** Start of DATA RECORDS **
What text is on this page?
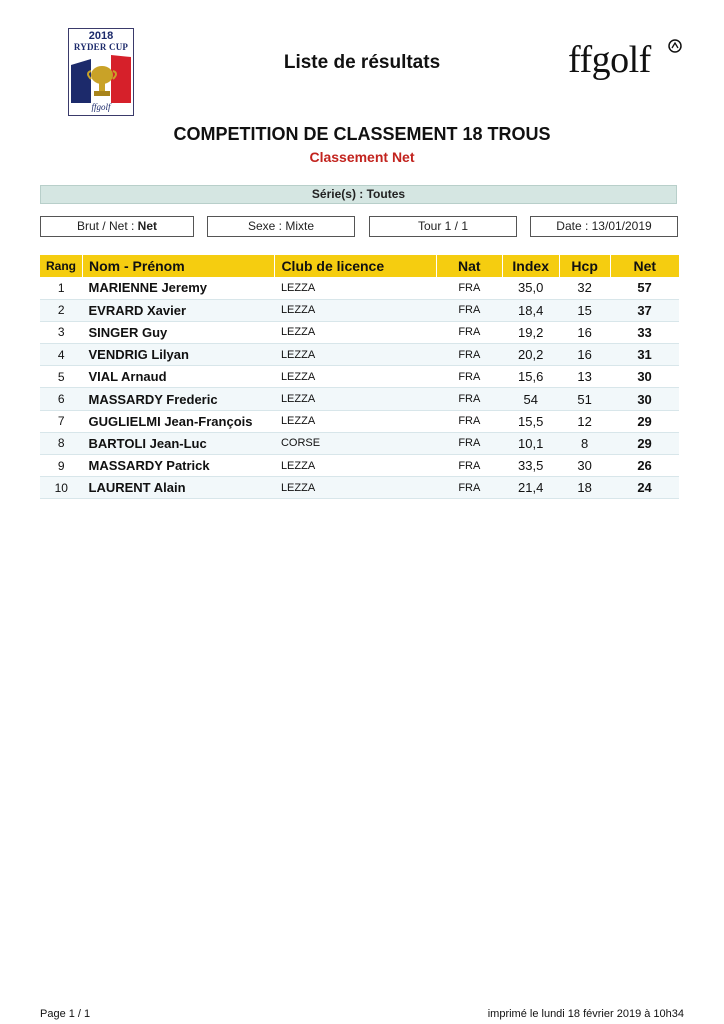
2018
RYDER CUP
ffgolf
Liste de résultats	ffgolf
COMPETITION DE CLASSEMENT 18 TROUS
Classement Net
Série(s) : Toutes
Brut / Net : Net	Sexe : Mixte	Tour 1 / 1	Date : 13/01/2019
Rang	Nom - Prénom	Club de licence	Nat	Index	Hcp	Net
1	MARIENNE Jeremy	LEZZA	FRA	35,0	32	57
2	EVRARD Xavier	LEZZA	FRA	18,4	15	37
3	SINGER Guy	LEZZA	FRA	19,2	16	33
4	VENDRIG Lilyan	LEZZA	FRA	20,2	16	31
5	VIAL Arnaud	LEZZA	FRA	15,6	13	30
6	MASSARDY Frederic	LEZZA	FRA	54	51	30
7	GUGLIELMI Jean-François	LEZZA	FRA	15,5	12	29
8	BARTOLI Jean-Luc	CORSE	FRA	10,1	8	29
9	MASSARDY Patrick	LEZZA	FRA	33,5	30	26
10	LAURENT Alain	LEZZA	FRA	21,4	18	24
Page 1 / 1	imprimé le lundi 18 février 2019 à 10h34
** End of DATA RECORDS **
- _WORK TO COMPLETE_
Set down the complete material exactly, but do not include the images.

- _TASK ANSWER_
What text is on this page?
2018
RYDER CUP
ffgolf
Liste de résultats	ffgolf
COMPETITION DE CLASSEMENT 18 TROUS
Classement Net
Série(s) : Toutes
Brut / Net : Net	Sexe : Mixte	Tour 1 / 1	Date : 13/01/2019
Rang	Nom - Prénom	Club de licence	Nat	Index	Hcp	Net
1	MARIENNE Jeremy	LEZZA	FRA	35,0	32	57
2	EVRARD Xavier	LEZZA	FRA	18,4	15	37
3	SINGER Guy	LEZZA	FRA	19,2	16	33
4	VENDRIG Lilyan	LEZZA	FRA	20,2	16	31
5	VIAL Arnaud	LEZZA	FRA	15,6	13	30
6	MASSARDY Frederic	LEZZA	FRA	54	51	30
7	GUGLIELMI Jean-François	LEZZA	FRA	15,5	12	29
8	BARTOLI Jean-Luc	CORSE	FRA	10,1	8	29
9	MASSARDY Patrick	LEZZA	FRA	33,5	30	26
10	LAURENT Alain	LEZZA	FRA	21,4	18	24
Page 1 / 1	imprimé le lundi 18 février 2019 à 10h34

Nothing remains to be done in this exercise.